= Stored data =
※ ※ ※
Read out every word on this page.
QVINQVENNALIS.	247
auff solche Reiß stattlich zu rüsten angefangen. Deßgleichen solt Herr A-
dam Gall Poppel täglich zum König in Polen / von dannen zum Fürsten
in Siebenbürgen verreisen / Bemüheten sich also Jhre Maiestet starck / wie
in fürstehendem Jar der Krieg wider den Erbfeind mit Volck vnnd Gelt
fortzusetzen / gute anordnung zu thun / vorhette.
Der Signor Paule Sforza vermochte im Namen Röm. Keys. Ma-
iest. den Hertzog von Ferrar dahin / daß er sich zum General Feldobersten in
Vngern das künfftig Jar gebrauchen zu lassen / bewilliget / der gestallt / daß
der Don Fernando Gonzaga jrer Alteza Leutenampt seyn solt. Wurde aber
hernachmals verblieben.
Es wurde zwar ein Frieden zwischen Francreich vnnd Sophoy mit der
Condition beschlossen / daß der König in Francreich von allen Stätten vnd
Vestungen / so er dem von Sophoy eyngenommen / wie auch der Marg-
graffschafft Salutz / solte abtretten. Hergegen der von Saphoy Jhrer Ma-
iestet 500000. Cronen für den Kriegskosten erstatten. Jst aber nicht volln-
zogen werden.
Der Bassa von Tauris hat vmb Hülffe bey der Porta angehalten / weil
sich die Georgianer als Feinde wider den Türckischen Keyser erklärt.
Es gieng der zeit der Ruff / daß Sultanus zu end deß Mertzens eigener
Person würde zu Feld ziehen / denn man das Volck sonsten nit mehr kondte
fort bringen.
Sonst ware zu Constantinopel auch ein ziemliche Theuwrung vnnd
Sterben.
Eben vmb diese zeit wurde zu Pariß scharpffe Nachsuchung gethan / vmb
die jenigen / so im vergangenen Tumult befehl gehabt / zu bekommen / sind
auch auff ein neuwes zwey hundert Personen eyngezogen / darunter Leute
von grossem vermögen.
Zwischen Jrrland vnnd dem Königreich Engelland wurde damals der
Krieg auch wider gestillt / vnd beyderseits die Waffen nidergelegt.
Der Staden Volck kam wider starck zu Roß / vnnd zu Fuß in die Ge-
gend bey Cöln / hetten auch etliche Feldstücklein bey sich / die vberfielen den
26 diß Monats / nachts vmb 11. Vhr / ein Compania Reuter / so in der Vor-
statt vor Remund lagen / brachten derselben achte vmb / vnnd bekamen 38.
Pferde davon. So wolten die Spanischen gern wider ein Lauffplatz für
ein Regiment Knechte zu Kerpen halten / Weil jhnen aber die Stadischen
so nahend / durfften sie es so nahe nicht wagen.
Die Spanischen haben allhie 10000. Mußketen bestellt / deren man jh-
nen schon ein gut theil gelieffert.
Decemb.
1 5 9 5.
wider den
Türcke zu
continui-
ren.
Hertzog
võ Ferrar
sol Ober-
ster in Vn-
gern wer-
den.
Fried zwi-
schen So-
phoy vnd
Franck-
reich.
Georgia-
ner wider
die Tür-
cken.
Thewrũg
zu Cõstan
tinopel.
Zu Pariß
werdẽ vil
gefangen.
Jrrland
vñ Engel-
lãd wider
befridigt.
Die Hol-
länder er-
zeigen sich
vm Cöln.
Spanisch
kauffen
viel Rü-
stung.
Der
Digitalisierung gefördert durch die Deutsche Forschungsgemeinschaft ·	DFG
※ ※ ※
Could you return the data above exactly as it stands?

Read out every word on this page.
QVINQVENNALIS.	247
auff solche Reiß stattlich zu rüsten angefangen. Deßgleichen solt Herr A-
dam Gall Poppel täglich zum König in Polen / von dannen zum Fürsten
in Siebenbürgen verreisen / Bemüheten sich also Jhre Maiestet starck / wie
in fürstehendem Jar der Krieg wider den Erbfeind mit Volck vnnd Gelt
fortzusetzen / gute anordnung zu thun / vorhette.
Der Signor Paule Sforza vermochte im Namen Röm. Keys. Ma-
iest. den Hertzog von Ferrar dahin / daß er sich zum General Feldobersten in
Vngern das künfftig Jar gebrauchen zu lassen / bewilliget / der gestallt / daß
der Don Fernando Gonzaga jrer Alteza Leutenampt seyn solt. Wurde aber
hernachmals verblieben.
Es wurde zwar ein Frieden zwischen Francreich vnnd Sophoy mit der
Condition beschlossen / daß der König in Francreich von allen Stätten vnd
Vestungen / so er dem von Sophoy eyngenommen / wie auch der Marg-
graffschafft Salutz / solte abtretten. Hergegen der von Saphoy Jhrer Ma-
iestet 500000. Cronen für den Kriegskosten erstatten. Jst aber nicht volln-
zogen werden.
Der Bassa von Tauris hat vmb Hülffe bey der Porta angehalten / weil
sich die Georgianer als Feinde wider den Türckischen Keyser erklärt.
Es gieng der zeit der Ruff / daß Sultanus zu end deß Mertzens eigener
Person würde zu Feld ziehen / denn man das Volck sonsten nit mehr kondte
fort bringen.
Sonst ware zu Constantinopel auch ein ziemliche Theuwrung vnnd
Sterben.
Eben vmb diese zeit wurde zu Pariß scharpffe Nachsuchung gethan / vmb
die jenigen / so im vergangenen Tumult befehl gehabt / zu bekommen / sind
auch auff ein neuwes zwey hundert Personen eyngezogen / darunter Leute
von grossem vermögen.
Zwischen Jrrland vnnd dem Königreich Engelland wurde damals der
Krieg auch wider gestillt / vnd beyderseits die Waffen nidergelegt.
Der Staden Volck kam wider starck zu Roß / vnnd zu Fuß in die Ge-
gend bey Cöln / hetten auch etliche Feldstücklein bey sich / die vberfielen den
26 diß Monats / nachts vmb 11. Vhr / ein Compania Reuter / so in der Vor-
statt vor Remund lagen / brachten derselben achte vmb / vnnd bekamen 38.
Pferde davon. So wolten die Spanischen gern wider ein Lauffplatz für
ein Regiment Knechte zu Kerpen halten / Weil jhnen aber die Stadischen
so nahend / durfften sie es so nahe nicht wagen.
Die Spanischen haben allhie 10000. Mußketen bestellt / deren man jh-
nen schon ein gut theil gelieffert.
Decemb.
1 5 9 5.
wider den
Türcke zu
continui-
ren.
Hertzog
võ Ferrar
sol Ober-
ster in Vn-
gern wer-
den.
Fried zwi-
schen So-
phoy vnd
Franck-
reich.
Georgia-
ner wider
die Tür-
cken.
Thewrũg
zu Cõstan
tinopel.
Zu Pariß
werdẽ vil
gefangen.
Jrrland
vñ Engel-
lãd wider
befridigt.
Die Hol-
länder er-
zeigen sich
vm Cöln.
Spanisch
kauffen
viel Rü-
stung.
Der
Digitalisierung gefördert durch die Deutsche Forschungsgemeinschaft ·	DFG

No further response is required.